▶ _Exercise prompt_:
From the listing below, return each line that includes "then".

• • • •

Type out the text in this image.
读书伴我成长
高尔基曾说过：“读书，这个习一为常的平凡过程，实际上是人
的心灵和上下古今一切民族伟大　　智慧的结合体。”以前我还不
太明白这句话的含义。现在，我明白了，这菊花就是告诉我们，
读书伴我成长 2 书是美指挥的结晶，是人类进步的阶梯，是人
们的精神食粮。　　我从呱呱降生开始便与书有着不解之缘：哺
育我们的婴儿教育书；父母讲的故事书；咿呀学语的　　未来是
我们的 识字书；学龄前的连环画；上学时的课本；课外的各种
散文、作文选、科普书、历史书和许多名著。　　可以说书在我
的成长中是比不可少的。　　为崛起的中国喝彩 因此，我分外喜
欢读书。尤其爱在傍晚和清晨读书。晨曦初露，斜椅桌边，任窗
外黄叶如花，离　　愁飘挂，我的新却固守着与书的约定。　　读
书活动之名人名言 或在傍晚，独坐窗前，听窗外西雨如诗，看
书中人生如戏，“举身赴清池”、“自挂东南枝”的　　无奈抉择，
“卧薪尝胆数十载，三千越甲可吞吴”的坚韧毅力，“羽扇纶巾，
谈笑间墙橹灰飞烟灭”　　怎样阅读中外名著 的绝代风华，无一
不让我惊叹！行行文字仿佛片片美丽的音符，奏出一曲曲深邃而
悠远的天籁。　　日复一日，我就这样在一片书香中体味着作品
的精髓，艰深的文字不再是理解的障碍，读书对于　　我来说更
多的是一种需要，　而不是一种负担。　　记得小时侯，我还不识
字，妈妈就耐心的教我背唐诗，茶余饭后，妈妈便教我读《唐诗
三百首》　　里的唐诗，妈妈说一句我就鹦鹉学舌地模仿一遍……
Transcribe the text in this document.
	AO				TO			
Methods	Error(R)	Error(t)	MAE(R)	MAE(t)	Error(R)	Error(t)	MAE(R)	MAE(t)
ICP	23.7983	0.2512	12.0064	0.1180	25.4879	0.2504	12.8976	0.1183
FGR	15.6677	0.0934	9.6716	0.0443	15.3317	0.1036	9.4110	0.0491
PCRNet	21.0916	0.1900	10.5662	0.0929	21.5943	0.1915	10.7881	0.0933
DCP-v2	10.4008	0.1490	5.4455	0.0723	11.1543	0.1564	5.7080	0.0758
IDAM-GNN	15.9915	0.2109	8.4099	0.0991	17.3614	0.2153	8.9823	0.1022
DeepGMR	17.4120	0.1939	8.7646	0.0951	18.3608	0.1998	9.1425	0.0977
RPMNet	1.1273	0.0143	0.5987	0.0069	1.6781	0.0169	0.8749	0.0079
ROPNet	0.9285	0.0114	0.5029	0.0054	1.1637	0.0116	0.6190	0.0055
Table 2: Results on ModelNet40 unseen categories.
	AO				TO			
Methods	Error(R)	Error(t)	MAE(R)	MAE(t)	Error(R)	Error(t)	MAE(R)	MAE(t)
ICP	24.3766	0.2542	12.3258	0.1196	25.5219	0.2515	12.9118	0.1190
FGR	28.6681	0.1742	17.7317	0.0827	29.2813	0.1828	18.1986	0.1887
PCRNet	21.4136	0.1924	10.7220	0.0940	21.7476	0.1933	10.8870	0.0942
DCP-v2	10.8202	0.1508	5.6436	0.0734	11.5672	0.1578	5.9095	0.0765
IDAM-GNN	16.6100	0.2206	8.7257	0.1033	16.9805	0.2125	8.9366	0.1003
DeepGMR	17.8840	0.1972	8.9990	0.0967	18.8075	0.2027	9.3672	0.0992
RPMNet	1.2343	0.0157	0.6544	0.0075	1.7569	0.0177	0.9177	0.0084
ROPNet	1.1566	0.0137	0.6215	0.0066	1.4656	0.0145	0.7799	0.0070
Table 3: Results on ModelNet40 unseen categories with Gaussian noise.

• • • •

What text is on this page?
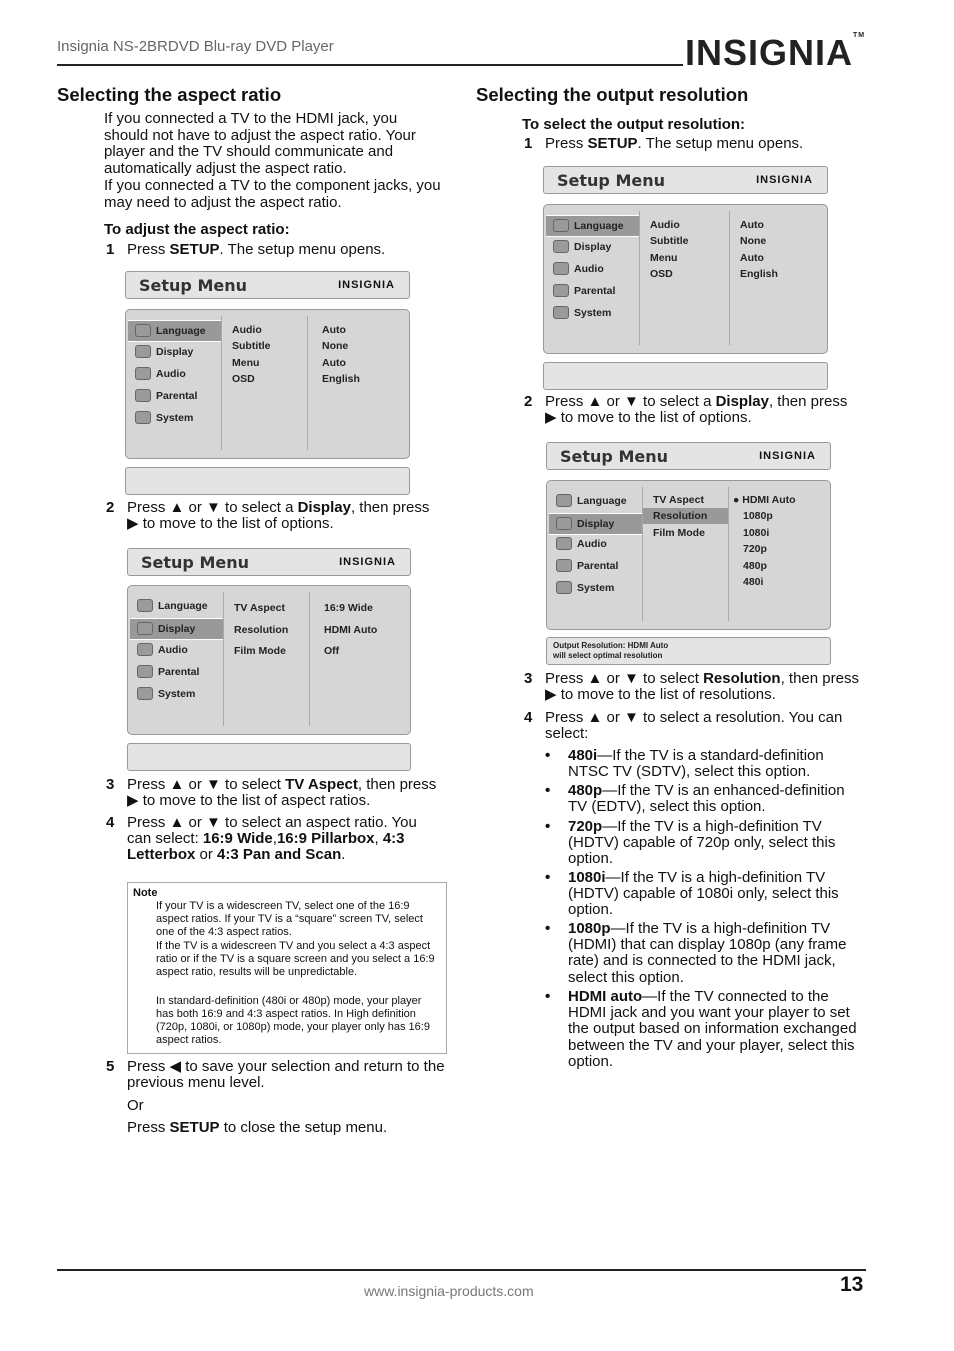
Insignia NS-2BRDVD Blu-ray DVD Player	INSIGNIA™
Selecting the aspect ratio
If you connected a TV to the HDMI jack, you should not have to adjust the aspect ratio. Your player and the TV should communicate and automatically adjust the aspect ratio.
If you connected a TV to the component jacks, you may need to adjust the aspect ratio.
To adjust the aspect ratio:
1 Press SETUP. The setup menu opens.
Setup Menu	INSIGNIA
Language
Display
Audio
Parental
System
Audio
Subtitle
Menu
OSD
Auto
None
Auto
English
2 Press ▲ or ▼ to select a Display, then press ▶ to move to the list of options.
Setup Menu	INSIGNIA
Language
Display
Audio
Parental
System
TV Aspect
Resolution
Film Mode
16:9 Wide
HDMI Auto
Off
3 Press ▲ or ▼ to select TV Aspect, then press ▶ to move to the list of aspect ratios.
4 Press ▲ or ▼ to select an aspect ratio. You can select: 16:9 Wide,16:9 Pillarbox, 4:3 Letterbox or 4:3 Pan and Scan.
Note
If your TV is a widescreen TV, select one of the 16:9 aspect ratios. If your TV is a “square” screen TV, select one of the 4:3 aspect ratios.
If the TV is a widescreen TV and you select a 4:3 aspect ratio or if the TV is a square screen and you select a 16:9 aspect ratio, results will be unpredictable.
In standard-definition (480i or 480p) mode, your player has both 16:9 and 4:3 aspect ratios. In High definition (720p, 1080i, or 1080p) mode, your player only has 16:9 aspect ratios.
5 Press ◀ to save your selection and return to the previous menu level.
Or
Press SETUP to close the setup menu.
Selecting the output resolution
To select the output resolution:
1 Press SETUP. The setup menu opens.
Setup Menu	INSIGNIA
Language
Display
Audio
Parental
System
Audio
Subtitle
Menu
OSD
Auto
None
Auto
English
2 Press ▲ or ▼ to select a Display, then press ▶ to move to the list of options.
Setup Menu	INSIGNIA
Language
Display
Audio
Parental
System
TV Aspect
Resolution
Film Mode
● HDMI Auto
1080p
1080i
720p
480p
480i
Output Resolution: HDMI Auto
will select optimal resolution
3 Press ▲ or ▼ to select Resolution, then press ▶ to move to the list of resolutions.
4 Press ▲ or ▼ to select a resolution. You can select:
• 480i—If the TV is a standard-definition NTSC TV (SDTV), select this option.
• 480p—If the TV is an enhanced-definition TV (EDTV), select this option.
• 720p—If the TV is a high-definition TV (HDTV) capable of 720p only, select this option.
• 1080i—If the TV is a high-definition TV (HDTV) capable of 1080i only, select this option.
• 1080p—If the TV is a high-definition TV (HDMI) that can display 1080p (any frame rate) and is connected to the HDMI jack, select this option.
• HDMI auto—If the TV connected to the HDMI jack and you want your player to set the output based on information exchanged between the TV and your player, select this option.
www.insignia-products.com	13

• • • •

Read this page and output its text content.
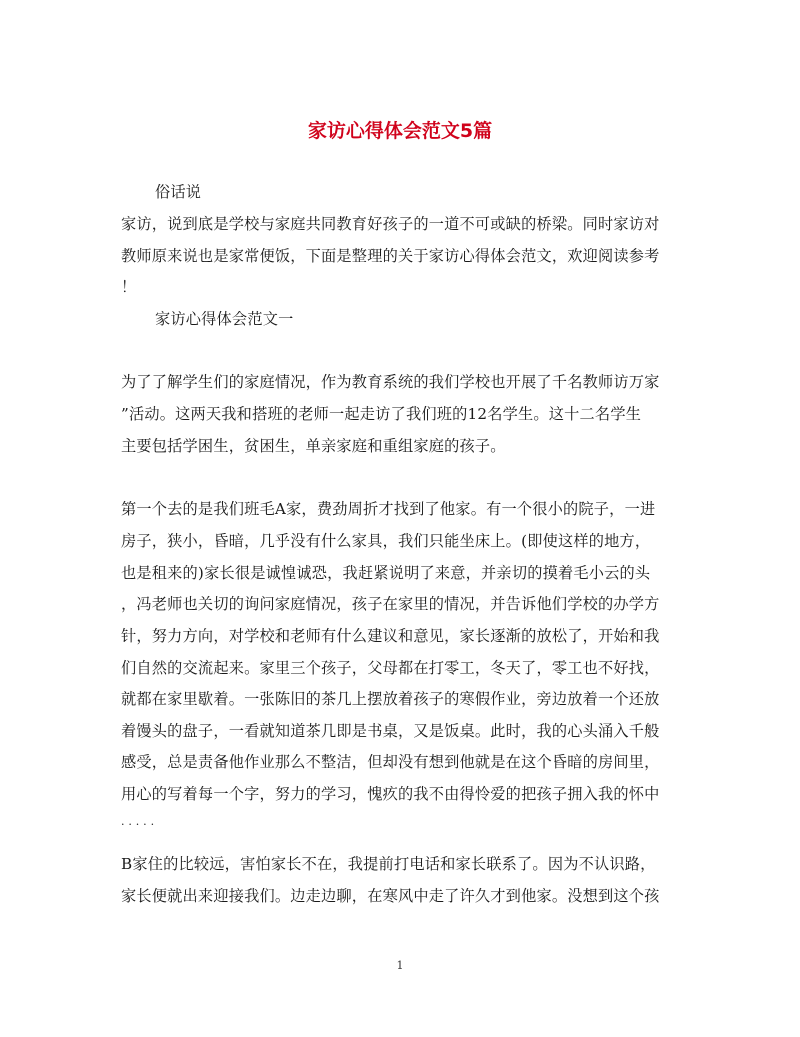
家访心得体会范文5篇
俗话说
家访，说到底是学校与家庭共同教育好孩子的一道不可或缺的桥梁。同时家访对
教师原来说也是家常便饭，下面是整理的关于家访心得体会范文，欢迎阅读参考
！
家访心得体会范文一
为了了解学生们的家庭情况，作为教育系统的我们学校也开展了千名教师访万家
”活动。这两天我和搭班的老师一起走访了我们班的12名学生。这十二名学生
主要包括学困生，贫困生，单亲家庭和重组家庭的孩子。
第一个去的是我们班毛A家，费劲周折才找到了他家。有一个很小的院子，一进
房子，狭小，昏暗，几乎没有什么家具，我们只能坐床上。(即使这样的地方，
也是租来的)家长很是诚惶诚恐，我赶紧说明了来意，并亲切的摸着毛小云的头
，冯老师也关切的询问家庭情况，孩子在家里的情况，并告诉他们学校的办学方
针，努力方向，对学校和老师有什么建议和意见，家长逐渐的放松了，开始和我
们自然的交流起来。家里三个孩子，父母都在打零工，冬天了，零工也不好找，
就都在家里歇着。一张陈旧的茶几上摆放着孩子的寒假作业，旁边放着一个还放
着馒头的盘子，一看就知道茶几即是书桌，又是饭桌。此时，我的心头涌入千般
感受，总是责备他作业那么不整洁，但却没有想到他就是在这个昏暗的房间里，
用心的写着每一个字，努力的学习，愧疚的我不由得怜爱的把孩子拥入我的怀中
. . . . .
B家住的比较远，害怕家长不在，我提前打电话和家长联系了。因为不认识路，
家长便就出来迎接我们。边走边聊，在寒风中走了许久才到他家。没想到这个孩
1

• • • •

▶ _The result_:
2 Press ▲ or ▼ to select a Display, then press ▶ to move to the list of options.
3 Press ▲ or ▼ to select TV Aspect, then press ▶ to move to the list of aspect ratios.
2 Press ▲ or ▼ to select a Display, then press ▶ to move to the list of options.
3 Press ▲ or ▼ to select Resolution, then press ▶ to move to the list of resolutions.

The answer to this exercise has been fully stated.